Problem description
Copy each line containing the word "rosso" from the records that follow, please.

Data for processing
_ _ _
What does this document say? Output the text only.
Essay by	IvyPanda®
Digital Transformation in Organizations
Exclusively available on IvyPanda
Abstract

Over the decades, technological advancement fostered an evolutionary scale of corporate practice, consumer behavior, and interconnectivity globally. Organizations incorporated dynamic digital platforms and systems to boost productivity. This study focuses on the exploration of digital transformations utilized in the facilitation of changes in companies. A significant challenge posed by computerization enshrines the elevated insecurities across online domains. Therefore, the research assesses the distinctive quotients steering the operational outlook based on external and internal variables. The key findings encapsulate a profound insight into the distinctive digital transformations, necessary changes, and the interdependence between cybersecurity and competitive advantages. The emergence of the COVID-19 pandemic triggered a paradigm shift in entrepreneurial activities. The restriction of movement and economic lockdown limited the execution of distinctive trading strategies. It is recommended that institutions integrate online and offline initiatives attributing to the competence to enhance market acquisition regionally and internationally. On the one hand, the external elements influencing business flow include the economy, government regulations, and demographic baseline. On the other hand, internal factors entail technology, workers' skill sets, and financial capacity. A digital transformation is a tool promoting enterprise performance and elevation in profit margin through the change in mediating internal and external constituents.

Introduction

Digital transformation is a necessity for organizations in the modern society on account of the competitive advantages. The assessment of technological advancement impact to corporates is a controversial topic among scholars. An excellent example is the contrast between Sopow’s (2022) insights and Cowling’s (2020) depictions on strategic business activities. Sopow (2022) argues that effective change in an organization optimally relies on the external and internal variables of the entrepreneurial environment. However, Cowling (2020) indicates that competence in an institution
_ _ _
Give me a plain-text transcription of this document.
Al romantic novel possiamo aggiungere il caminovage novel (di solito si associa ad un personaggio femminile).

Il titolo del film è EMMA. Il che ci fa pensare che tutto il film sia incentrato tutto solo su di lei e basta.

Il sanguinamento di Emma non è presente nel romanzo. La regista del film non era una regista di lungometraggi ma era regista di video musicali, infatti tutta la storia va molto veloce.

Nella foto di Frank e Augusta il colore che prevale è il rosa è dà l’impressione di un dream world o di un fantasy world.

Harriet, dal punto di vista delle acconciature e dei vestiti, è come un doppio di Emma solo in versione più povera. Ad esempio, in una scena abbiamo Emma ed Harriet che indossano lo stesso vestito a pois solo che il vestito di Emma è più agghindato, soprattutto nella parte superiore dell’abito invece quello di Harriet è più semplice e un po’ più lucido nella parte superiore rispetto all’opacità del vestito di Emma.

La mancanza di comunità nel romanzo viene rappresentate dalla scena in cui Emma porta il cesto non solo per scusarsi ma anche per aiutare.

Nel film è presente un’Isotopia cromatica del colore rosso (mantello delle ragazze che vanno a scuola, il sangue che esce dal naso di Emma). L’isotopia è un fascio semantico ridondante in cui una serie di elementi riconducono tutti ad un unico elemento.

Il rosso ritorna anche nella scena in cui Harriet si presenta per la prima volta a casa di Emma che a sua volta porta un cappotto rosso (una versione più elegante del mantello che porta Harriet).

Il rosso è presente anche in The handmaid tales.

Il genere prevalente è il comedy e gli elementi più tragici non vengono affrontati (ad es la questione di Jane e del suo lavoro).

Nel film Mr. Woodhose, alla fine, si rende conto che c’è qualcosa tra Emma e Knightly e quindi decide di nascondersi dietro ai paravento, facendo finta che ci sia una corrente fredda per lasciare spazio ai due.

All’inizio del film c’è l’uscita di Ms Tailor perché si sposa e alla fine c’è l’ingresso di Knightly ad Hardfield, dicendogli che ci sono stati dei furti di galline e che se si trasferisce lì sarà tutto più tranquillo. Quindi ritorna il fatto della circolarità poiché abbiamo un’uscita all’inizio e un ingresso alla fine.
_ _ _
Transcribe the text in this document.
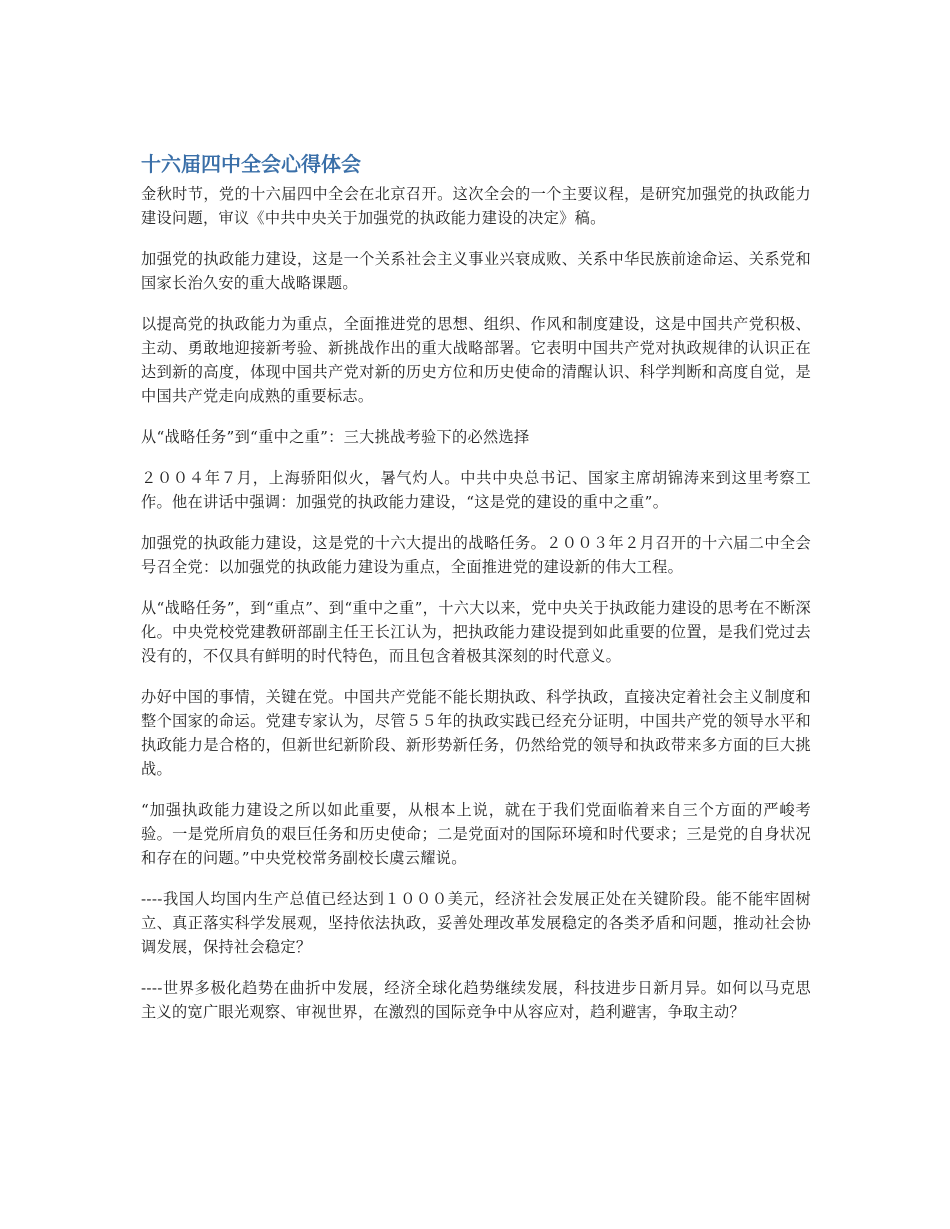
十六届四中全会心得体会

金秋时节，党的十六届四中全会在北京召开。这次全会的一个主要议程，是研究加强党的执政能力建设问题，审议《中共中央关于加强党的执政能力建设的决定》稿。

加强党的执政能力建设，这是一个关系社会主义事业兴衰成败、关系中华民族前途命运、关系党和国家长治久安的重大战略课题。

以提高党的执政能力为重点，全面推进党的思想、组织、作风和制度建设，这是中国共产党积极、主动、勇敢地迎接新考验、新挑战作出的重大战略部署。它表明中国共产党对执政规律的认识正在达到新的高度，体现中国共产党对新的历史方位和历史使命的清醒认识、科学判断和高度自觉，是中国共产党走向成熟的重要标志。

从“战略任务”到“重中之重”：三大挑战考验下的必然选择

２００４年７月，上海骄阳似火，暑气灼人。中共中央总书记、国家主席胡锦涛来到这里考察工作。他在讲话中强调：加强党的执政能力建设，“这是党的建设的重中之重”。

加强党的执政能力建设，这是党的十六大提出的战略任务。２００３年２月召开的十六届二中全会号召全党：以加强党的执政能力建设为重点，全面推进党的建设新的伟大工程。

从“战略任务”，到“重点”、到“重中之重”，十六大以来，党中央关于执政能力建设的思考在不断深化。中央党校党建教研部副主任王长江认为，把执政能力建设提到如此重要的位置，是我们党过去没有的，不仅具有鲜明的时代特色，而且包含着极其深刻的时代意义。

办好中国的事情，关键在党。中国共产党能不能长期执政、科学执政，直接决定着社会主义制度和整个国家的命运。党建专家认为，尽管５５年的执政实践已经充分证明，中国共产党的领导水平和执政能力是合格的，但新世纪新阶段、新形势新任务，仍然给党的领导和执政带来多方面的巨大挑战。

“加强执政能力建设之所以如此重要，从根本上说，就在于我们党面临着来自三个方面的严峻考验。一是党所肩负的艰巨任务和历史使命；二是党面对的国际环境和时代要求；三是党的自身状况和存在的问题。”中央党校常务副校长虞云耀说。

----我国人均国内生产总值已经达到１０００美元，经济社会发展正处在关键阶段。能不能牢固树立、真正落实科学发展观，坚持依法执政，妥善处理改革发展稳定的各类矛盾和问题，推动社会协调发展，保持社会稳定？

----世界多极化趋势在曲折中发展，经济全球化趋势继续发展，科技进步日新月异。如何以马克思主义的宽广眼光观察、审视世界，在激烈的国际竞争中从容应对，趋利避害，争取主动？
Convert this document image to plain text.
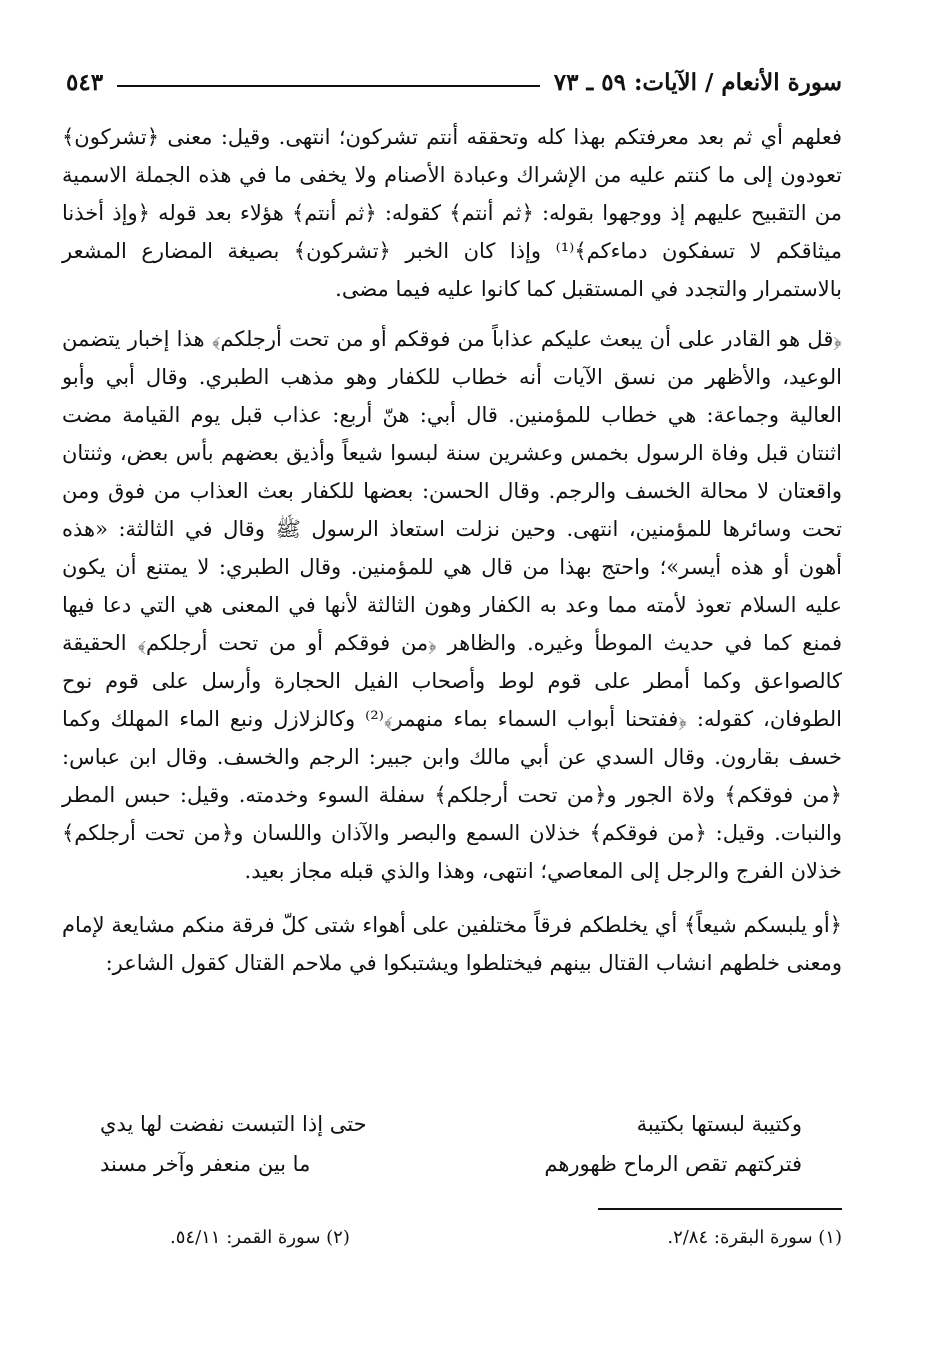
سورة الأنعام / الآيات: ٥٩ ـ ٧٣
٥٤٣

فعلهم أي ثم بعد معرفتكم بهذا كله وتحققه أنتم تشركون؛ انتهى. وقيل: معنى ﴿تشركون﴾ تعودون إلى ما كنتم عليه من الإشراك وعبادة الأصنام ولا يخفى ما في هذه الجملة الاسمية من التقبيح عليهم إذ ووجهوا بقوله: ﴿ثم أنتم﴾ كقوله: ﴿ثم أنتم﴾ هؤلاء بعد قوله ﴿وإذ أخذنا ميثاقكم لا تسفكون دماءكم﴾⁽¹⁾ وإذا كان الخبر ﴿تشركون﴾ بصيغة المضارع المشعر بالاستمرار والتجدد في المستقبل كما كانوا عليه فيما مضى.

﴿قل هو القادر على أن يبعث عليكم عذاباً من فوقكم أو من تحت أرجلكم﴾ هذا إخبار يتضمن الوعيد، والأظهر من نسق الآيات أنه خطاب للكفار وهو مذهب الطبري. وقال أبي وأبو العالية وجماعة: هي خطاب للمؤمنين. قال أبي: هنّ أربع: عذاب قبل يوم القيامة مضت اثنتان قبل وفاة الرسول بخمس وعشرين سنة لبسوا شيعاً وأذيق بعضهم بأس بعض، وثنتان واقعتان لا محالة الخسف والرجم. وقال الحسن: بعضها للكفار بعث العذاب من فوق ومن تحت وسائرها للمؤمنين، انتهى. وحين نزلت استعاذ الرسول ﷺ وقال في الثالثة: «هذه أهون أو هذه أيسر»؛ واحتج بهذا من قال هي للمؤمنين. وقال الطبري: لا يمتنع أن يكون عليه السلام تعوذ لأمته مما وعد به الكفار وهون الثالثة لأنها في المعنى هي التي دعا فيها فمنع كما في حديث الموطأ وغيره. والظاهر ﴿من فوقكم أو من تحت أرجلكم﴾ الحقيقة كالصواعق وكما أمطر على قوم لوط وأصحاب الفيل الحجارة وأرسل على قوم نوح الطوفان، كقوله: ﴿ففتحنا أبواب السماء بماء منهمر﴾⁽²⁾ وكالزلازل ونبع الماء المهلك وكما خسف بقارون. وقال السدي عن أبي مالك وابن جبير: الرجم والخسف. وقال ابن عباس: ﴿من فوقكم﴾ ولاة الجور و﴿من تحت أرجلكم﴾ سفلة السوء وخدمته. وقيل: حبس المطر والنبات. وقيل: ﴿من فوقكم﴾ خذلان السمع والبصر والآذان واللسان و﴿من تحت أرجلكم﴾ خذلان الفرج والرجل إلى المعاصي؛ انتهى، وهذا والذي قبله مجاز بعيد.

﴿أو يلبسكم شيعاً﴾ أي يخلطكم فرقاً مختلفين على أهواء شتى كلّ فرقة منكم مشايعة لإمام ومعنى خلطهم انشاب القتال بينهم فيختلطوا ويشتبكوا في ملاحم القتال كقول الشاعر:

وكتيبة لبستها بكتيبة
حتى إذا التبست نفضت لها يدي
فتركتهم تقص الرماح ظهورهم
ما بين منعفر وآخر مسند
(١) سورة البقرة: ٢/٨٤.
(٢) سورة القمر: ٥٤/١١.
_ _ _
Full response
Nel film è presente un’Isotopia cromatica del colore rosso (mantello delle ragazze che vanno a scuola, il sangue che esce dal naso di Emma). L’isotopia è un fascio semantico ridondante in cui una serie di elementi riconducono tutti ad un unico elemento.
Il rosso ritorna anche nella scena in cui Harriet si presenta per la prima volta a casa di Emma che a sua volta porta un cappotto rosso (una versione più elegante del mantello che porta Harriet).
Il rosso è presente anche in The handmaid tales.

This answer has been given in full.